*YOUR TASK*: Write out every line below that includes the word "title".

===== SOURCE MATERIAL

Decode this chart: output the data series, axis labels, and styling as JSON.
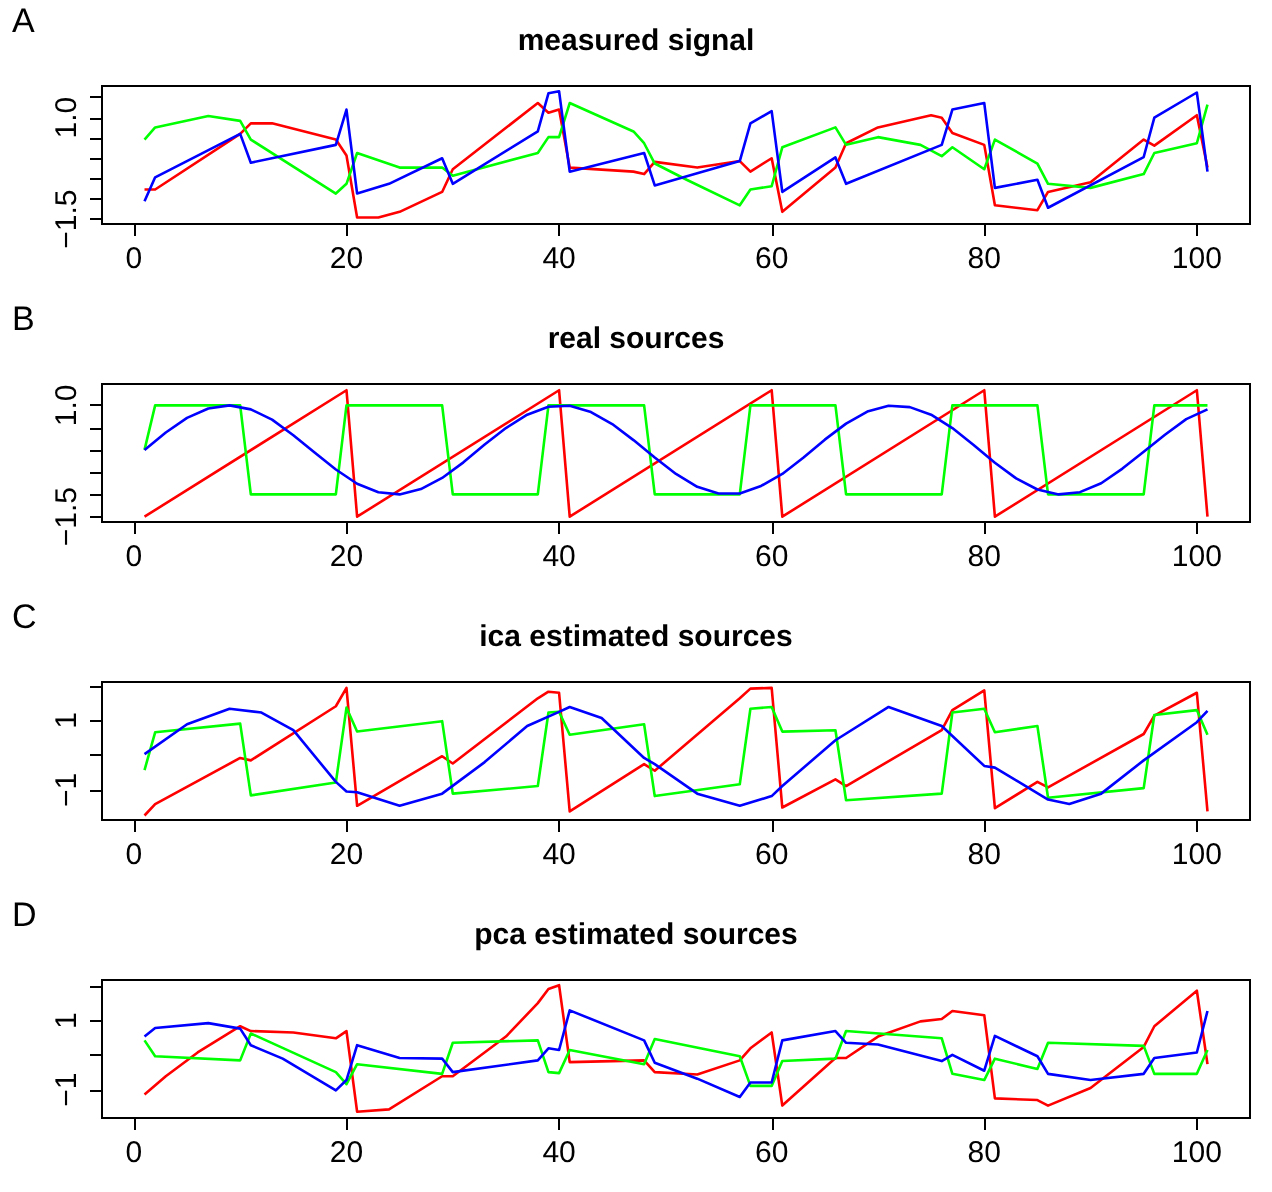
{
  "chart_data": [
    {
      "type": "line",
      "title": "measured signal",
      "annotations": [
        "A"
      ],
      "xlim": [
        -3,
        105
      ],
      "xticks": [
        0,
        20,
        40,
        60,
        80,
        100
      ],
      "ylim": [
        -1.62,
        1.78
      ],
      "yticks": [
        {
          "value": -1.5,
          "label": "−1.5"
        },
        {
          "value": -1.0,
          "label": null
        },
        {
          "value": -0.5,
          "label": null
        },
        {
          "value": 0,
          "label": null
        },
        {
          "value": 0.5,
          "label": null
        },
        {
          "value": 1.0,
          "label": "1.0"
        },
        {
          "value": 1.5,
          "label": null
        }
      ],
      "grid": false,
      "marker": "none",
      "line_style": "solid",
      "series": [
        {
          "color": "#ff0000",
          "x": [
            1,
            2,
            10,
            11,
            13,
            19,
            20,
            21,
            23,
            25,
            29,
            30,
            38,
            39,
            40,
            41,
            47,
            48,
            49,
            53,
            57,
            58,
            60,
            61,
            66,
            67,
            70,
            75,
            76,
            77,
            80,
            81,
            85,
            86,
            90,
            95,
            96,
            100,
            101
          ],
          "values": [
            -0.77,
            -0.77,
            0.6,
            0.86,
            0.86,
            0.46,
            0.07,
            -1.46,
            -1.46,
            -1.32,
            -0.83,
            -0.27,
            1.36,
            1.12,
            1.2,
            -0.23,
            -0.33,
            -0.39,
            -0.09,
            -0.23,
            -0.07,
            -0.33,
            0.0,
            -1.32,
            -0.23,
            0.37,
            0.76,
            1.06,
            1.0,
            0.62,
            0.33,
            -1.16,
            -1.28,
            -0.83,
            -0.59,
            0.46,
            0.31,
            1.06,
            -0.23
          ]
        },
        {
          "color": "#00ff00",
          "x": [
            1,
            2,
            7,
            10,
            11,
            19,
            20,
            21,
            25,
            29,
            30,
            38,
            39,
            40,
            41,
            47,
            48,
            49,
            52,
            57,
            58,
            60,
            61,
            66,
            67,
            70,
            74,
            76,
            77,
            80,
            81,
            85,
            86,
            90,
            95,
            96,
            100,
            101
          ],
          "values": [
            0.46,
            0.76,
            1.04,
            0.92,
            0.46,
            -0.87,
            -0.63,
            0.13,
            -0.23,
            -0.23,
            -0.43,
            0.13,
            0.52,
            0.52,
            1.36,
            0.66,
            0.37,
            -0.13,
            -0.53,
            -1.16,
            -0.77,
            -0.69,
            0.27,
            0.76,
            0.33,
            0.52,
            0.33,
            0.05,
            0.27,
            -0.27,
            0.46,
            -0.13,
            -0.63,
            -0.73,
            -0.39,
            0.13,
            0.37,
            1.32
          ]
        },
        {
          "color": "#0000ff",
          "x": [
            1,
            2,
            10,
            11,
            19,
            20,
            21,
            24,
            29,
            30,
            38,
            39,
            40,
            41,
            48,
            49,
            57,
            58,
            60,
            61,
            66,
            67,
            76,
            77,
            80,
            81,
            85,
            86,
            95,
            96,
            100,
            101
          ],
          "values": [
            -1.06,
            -0.47,
            0.6,
            -0.11,
            0.33,
            1.2,
            -0.87,
            -0.63,
            0.0,
            -0.63,
            0.66,
            1.6,
            1.65,
            -0.33,
            0.13,
            -0.67,
            -0.07,
            0.86,
            1.16,
            -0.83,
            0.02,
            -0.63,
            0.33,
            1.2,
            1.36,
            -0.73,
            -0.53,
            -1.22,
            0.03,
            1.0,
            1.62,
            -0.33
          ]
        }
      ]
    },
    {
      "type": "line",
      "title": "real sources",
      "annotations": [
        "B"
      ],
      "xlim": [
        -3,
        105
      ],
      "xticks": [
        0,
        20,
        40,
        60,
        80,
        100
      ],
      "ylim": [
        -1.62,
        1.48
      ],
      "yticks": [
        {
          "value": -1.5,
          "label": "−1.5"
        },
        {
          "value": -1.0,
          "label": null
        },
        {
          "value": -0.5,
          "label": null
        },
        {
          "value": 0,
          "label": null
        },
        {
          "value": 0.5,
          "label": null
        },
        {
          "value": 1.0,
          "label": "1.0"
        }
      ],
      "grid": false,
      "marker": "none",
      "line_style": "solid",
      "series": [
        {
          "color": "#ff0000",
          "x": [
            1,
            20,
            21,
            40,
            41,
            60,
            61,
            80,
            81,
            100,
            101
          ],
          "values": [
            -1.5,
            1.34,
            -1.5,
            1.34,
            -1.5,
            1.34,
            -1.5,
            1.34,
            -1.5,
            1.34,
            -1.5
          ]
        },
        {
          "color": "#00ff00",
          "x": [
            1,
            2,
            10,
            11,
            19,
            20,
            29,
            30,
            38,
            39,
            48,
            49,
            57,
            58,
            66,
            67,
            76,
            77,
            85,
            86,
            95,
            96,
            101
          ],
          "values": [
            0,
            1,
            1,
            -1,
            -1,
            1,
            1,
            -1,
            -1,
            1,
            1,
            -1,
            -1,
            1,
            1,
            -1,
            -1,
            1,
            1,
            -1,
            -1,
            1,
            1
          ]
        },
        {
          "color": "#0000ff",
          "x": [
            1,
            3,
            5,
            7,
            9,
            11,
            13,
            15,
            17,
            19,
            21,
            23,
            25,
            27,
            29,
            31,
            33,
            35,
            37,
            39,
            41,
            43,
            45,
            47,
            49,
            51,
            53,
            55,
            57,
            59,
            61,
            63,
            65,
            67,
            69,
            71,
            73,
            75,
            77,
            79,
            81,
            83,
            85,
            87,
            89,
            91,
            93,
            95,
            97,
            99,
            101
          ],
          "values": [
            0,
            0.39,
            0.72,
            0.93,
            1.0,
            0.91,
            0.68,
            0.33,
            -0.06,
            -0.44,
            -0.76,
            -0.95,
            -1.0,
            -0.88,
            -0.63,
            -0.28,
            0.12,
            0.49,
            0.79,
            0.97,
            0.99,
            0.85,
            0.58,
            0.22,
            -0.17,
            -0.54,
            -0.83,
            -0.98,
            -0.98,
            -0.81,
            -0.54,
            -0.17,
            0.23,
            0.59,
            0.86,
            0.99,
            0.96,
            0.79,
            0.49,
            0.11,
            -0.29,
            -0.64,
            -0.89,
            -1.0,
            -0.95,
            -0.75,
            -0.42,
            -0.04,
            0.34,
            0.69,
            0.91
          ]
        }
      ]
    },
    {
      "type": "line",
      "title": "ica estimated sources",
      "annotations": [
        "C"
      ],
      "xlim": [
        -3,
        105
      ],
      "xticks": [
        0,
        20,
        40,
        60,
        80,
        100
      ],
      "ylim": [
        -1.87,
        2.11
      ],
      "yticks": [
        {
          "value": -1,
          "label": "−1"
        },
        {
          "value": 0,
          "label": null
        },
        {
          "value": 1,
          "label": "1"
        },
        {
          "value": 2,
          "label": null
        }
      ],
      "grid": false,
      "marker": "none",
      "line_style": "solid",
      "series": [
        {
          "color": "#ff0000",
          "x": [
            1,
            2,
            10,
            11,
            19,
            20,
            21,
            29,
            30,
            38,
            39,
            40,
            41,
            48,
            49,
            57,
            58,
            60,
            61,
            66,
            67,
            76,
            77,
            80,
            81,
            85,
            86,
            95,
            96,
            100,
            101
          ],
          "values": [
            -1.74,
            -1.41,
            -0.08,
            -0.15,
            1.41,
            1.94,
            -1.46,
            -0.03,
            -0.24,
            1.64,
            1.83,
            1.8,
            -1.62,
            -0.26,
            -0.45,
            1.64,
            1.92,
            1.94,
            -1.51,
            -0.7,
            -0.89,
            0.72,
            1.3,
            1.87,
            -1.53,
            -0.77,
            -0.93,
            0.61,
            1.14,
            1.8,
            -1.62
          ]
        },
        {
          "color": "#00ff00",
          "x": [
            1,
            2,
            10,
            11,
            19,
            20,
            21,
            29,
            30,
            38,
            39,
            40,
            41,
            48,
            49,
            57,
            58,
            60,
            61,
            66,
            67,
            76,
            77,
            80,
            81,
            85,
            86,
            95,
            96,
            100,
            101
          ],
          "values": [
            -0.43,
            0.66,
            0.91,
            -1.16,
            -0.79,
            1.37,
            0.68,
            0.98,
            -1.11,
            -0.89,
            1.23,
            1.25,
            0.59,
            0.89,
            -1.18,
            -0.84,
            1.34,
            1.39,
            0.68,
            0.72,
            -1.3,
            -1.11,
            1.23,
            1.34,
            0.66,
            0.84,
            -1.23,
            -0.95,
            1.16,
            1.3,
            0.59
          ]
        },
        {
          "color": "#0000ff",
          "x": [
            1,
            5,
            9,
            12,
            15,
            19,
            20,
            21,
            25,
            29,
            33,
            37,
            40,
            41,
            44,
            48,
            49,
            53,
            57,
            60,
            61,
            66,
            71,
            76,
            80,
            81,
            86,
            88,
            91,
            95,
            100,
            101
          ],
          "values": [
            0.03,
            0.89,
            1.34,
            1.23,
            0.72,
            -0.77,
            -1.05,
            -1.07,
            -1.46,
            -1.11,
            -0.2,
            0.84,
            1.25,
            1.39,
            1.07,
            -0.08,
            -0.26,
            -1.11,
            -1.46,
            -1.18,
            -0.89,
            0.43,
            1.39,
            0.84,
            -0.31,
            -0.36,
            -1.28,
            -1.41,
            -1.11,
            -0.15,
            0.95,
            1.28
          ]
        }
      ]
    },
    {
      "type": "line",
      "title": "pca estimated sources",
      "annotations": [
        "D"
      ],
      "xlim": [
        -3,
        105
      ],
      "xticks": [
        0,
        20,
        40,
        60,
        80,
        100
      ],
      "ylim": [
        -1.82,
        2.18
      ],
      "yticks": [
        {
          "value": -1,
          "label": "−1"
        },
        {
          "value": 0,
          "label": null
        },
        {
          "value": 1,
          "label": "1"
        },
        {
          "value": 2,
          "label": null
        }
      ],
      "grid": false,
      "marker": "none",
      "line_style": "solid",
      "series": [
        {
          "color": "#ff0000",
          "x": [
            1,
            3,
            6,
            10,
            11,
            15,
            19,
            20,
            21,
            24,
            29,
            30,
            35,
            38,
            39,
            40,
            41,
            48,
            49,
            53,
            57,
            58,
            60,
            61,
            66,
            67,
            70,
            74,
            76,
            77,
            80,
            81,
            85,
            86,
            90,
            95,
            96,
            100,
            101
          ],
          "values": [
            -1.14,
            -0.61,
            0.08,
            0.84,
            0.7,
            0.66,
            0.49,
            0.7,
            -1.64,
            -1.57,
            -0.61,
            -0.61,
            0.54,
            1.51,
            1.92,
            2.03,
            -0.2,
            -0.15,
            -0.49,
            -0.56,
            -0.15,
            0.2,
            0.66,
            -1.46,
            -0.08,
            -0.08,
            0.54,
            0.98,
            1.05,
            1.28,
            1.16,
            -1.25,
            -1.3,
            -1.46,
            -0.95,
            0.24,
            0.84,
            1.87,
            -0.26
          ]
        },
        {
          "color": "#00ff00",
          "x": [
            1,
            2,
            10,
            11,
            19,
            20,
            21,
            29,
            30,
            38,
            39,
            40,
            41,
            48,
            49,
            57,
            58,
            60,
            61,
            66,
            67,
            76,
            77,
            80,
            81,
            85,
            86,
            95,
            96,
            100,
            101
          ],
          "values": [
            0.43,
            -0.03,
            -0.15,
            0.63,
            -0.49,
            -0.84,
            -0.26,
            -0.54,
            0.36,
            0.43,
            -0.49,
            -0.52,
            0.15,
            -0.26,
            0.47,
            -0.03,
            -0.89,
            -0.89,
            -0.17,
            -0.1,
            0.7,
            0.49,
            -0.54,
            -0.72,
            -0.1,
            -0.4,
            0.36,
            0.27,
            -0.54,
            -0.54,
            0.15
          ]
        },
        {
          "color": "#0000ff",
          "x": [
            1,
            2,
            7,
            10,
            11,
            14,
            19,
            20,
            21,
            25,
            29,
            30,
            38,
            39,
            40,
            41,
            48,
            49,
            53,
            57,
            58,
            60,
            61,
            66,
            67,
            70,
            76,
            77,
            80,
            81,
            85,
            86,
            90,
            95,
            96,
            100,
            101
          ],
          "values": [
            0.54,
            0.79,
            0.93,
            0.77,
            0.29,
            -0.1,
            -1.02,
            -0.72,
            0.29,
            -0.08,
            -0.1,
            -0.49,
            -0.15,
            0.2,
            0.15,
            1.3,
            0.43,
            -0.22,
            -0.68,
            -1.21,
            -0.79,
            -0.79,
            0.43,
            0.7,
            0.36,
            0.31,
            -0.17,
            0.01,
            -0.45,
            0.56,
            -0.03,
            -0.54,
            -0.72,
            -0.54,
            -0.08,
            0.08,
            1.28
          ]
        }
      ]
    }
  ]
}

==========

*RESULT OF THIS EXERCISE*:
      "title": "measured signal",
      "title": "real sources",
      "title": "ica estimated sources",
      "title": "pca estimated sources",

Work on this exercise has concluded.